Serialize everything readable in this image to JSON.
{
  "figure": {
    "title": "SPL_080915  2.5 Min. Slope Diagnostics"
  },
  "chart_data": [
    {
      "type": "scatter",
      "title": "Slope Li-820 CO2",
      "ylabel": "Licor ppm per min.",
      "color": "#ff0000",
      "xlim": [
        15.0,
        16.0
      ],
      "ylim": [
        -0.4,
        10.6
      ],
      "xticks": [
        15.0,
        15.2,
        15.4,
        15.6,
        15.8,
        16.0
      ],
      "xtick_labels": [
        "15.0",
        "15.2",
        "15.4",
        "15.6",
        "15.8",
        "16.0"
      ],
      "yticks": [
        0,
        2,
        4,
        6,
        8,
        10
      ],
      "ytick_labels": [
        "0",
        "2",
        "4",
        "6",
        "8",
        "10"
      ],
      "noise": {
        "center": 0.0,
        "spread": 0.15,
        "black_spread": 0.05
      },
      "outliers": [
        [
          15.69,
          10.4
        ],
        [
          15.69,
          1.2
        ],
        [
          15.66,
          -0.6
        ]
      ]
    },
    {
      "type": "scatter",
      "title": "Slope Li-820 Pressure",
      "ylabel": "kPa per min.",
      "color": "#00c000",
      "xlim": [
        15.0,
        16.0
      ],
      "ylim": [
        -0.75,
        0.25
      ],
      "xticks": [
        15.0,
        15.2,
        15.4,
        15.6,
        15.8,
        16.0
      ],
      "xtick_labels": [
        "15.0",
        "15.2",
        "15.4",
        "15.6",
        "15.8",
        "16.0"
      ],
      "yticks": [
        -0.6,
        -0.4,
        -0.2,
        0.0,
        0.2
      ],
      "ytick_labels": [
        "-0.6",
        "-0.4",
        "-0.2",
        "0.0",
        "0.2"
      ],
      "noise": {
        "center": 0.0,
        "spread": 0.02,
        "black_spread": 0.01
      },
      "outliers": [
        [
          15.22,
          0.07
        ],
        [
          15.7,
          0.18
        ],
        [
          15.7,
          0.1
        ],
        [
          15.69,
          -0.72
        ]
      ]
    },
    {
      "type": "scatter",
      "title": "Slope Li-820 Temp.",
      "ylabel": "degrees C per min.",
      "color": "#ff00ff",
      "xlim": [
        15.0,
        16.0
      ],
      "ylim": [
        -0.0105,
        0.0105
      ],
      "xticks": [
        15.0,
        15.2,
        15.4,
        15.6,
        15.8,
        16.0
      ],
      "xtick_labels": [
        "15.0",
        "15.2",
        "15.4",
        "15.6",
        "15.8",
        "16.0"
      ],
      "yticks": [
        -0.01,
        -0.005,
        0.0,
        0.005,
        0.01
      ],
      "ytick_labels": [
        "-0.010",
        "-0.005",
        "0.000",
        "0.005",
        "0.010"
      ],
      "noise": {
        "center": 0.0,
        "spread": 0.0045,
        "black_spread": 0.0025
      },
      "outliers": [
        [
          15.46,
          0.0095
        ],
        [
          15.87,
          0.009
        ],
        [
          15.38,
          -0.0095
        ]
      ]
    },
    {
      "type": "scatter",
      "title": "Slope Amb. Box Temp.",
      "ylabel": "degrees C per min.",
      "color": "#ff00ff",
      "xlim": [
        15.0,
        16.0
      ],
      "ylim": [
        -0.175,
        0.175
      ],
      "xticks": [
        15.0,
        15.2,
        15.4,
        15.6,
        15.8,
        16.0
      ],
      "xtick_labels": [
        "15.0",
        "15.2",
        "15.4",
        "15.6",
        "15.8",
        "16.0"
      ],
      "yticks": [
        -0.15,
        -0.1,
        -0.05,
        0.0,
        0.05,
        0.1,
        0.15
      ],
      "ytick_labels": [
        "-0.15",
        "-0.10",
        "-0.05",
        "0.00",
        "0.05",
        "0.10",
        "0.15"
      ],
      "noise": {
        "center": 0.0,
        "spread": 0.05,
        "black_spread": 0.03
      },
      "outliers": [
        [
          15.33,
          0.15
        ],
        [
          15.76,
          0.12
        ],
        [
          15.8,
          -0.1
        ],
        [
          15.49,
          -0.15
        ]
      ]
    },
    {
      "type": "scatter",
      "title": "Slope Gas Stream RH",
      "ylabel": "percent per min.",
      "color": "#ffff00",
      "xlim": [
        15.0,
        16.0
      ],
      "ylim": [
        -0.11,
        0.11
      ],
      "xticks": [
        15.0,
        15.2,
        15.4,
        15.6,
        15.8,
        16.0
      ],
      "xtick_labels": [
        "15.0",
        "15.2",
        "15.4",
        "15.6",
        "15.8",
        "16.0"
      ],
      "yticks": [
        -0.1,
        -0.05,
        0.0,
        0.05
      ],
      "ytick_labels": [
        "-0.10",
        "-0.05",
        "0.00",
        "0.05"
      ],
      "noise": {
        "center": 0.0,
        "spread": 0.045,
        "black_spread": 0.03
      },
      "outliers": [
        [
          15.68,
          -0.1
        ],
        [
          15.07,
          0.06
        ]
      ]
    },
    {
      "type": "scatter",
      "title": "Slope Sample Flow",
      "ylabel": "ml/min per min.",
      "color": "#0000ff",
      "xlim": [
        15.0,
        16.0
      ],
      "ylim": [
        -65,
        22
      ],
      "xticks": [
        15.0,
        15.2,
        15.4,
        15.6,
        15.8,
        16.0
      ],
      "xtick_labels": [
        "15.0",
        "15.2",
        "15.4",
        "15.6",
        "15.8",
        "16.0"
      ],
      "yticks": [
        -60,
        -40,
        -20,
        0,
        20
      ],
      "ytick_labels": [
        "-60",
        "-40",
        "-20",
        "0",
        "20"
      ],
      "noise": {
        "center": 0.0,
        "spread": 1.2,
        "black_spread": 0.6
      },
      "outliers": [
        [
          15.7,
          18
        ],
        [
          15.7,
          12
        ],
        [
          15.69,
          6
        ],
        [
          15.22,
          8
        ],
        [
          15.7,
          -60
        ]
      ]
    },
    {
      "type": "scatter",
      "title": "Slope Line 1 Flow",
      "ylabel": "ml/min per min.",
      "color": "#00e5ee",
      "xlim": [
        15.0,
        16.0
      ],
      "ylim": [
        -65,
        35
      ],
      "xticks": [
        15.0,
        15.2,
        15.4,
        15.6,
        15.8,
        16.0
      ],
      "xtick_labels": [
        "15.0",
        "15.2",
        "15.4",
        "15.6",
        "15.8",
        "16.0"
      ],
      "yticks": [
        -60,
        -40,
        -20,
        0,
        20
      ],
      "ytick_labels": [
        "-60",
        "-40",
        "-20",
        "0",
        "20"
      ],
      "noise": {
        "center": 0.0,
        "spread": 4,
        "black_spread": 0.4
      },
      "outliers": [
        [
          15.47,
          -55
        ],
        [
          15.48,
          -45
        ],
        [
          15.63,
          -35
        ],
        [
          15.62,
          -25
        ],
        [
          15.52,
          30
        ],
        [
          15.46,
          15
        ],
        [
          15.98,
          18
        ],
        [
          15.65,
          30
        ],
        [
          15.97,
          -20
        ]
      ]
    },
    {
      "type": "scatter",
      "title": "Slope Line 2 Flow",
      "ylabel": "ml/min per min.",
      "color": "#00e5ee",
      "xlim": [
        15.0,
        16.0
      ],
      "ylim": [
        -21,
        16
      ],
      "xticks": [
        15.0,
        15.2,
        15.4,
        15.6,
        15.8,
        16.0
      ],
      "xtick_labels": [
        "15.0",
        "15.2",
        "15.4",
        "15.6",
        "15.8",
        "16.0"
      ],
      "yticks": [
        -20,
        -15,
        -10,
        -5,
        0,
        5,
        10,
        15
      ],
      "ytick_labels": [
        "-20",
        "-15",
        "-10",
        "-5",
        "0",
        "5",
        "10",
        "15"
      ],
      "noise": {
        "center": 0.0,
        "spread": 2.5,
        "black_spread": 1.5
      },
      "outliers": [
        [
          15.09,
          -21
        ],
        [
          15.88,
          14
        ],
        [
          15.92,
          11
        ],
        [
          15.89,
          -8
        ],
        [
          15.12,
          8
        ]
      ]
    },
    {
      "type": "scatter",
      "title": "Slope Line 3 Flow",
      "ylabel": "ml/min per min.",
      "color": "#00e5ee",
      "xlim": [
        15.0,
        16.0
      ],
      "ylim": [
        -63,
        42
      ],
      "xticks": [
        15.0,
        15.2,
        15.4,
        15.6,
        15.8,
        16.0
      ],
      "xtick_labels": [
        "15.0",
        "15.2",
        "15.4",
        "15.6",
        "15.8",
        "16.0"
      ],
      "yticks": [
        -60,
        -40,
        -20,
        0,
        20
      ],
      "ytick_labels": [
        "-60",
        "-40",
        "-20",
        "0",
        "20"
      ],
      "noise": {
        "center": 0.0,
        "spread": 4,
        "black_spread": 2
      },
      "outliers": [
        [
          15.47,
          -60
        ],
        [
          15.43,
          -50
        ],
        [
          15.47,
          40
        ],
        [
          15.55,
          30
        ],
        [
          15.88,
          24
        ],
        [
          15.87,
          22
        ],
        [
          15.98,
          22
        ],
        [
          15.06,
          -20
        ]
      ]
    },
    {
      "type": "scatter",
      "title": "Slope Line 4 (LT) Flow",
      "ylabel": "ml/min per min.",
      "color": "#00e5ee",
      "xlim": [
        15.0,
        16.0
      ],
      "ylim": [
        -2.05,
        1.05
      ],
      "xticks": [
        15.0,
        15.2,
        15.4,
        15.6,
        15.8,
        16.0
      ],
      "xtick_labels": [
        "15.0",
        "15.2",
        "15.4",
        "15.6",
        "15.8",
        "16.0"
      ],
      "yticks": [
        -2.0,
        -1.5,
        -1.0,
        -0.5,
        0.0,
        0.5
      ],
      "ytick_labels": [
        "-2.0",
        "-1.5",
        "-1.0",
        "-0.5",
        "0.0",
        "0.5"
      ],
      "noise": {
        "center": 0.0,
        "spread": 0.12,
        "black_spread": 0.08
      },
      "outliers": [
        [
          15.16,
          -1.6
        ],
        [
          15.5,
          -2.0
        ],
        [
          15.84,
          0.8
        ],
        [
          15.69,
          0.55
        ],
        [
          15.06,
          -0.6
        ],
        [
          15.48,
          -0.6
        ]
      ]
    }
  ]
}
-*-*-
(Task brief):
Your answer should be one number: how many lines in the material above contain the string "Temp".

(Written solution):
2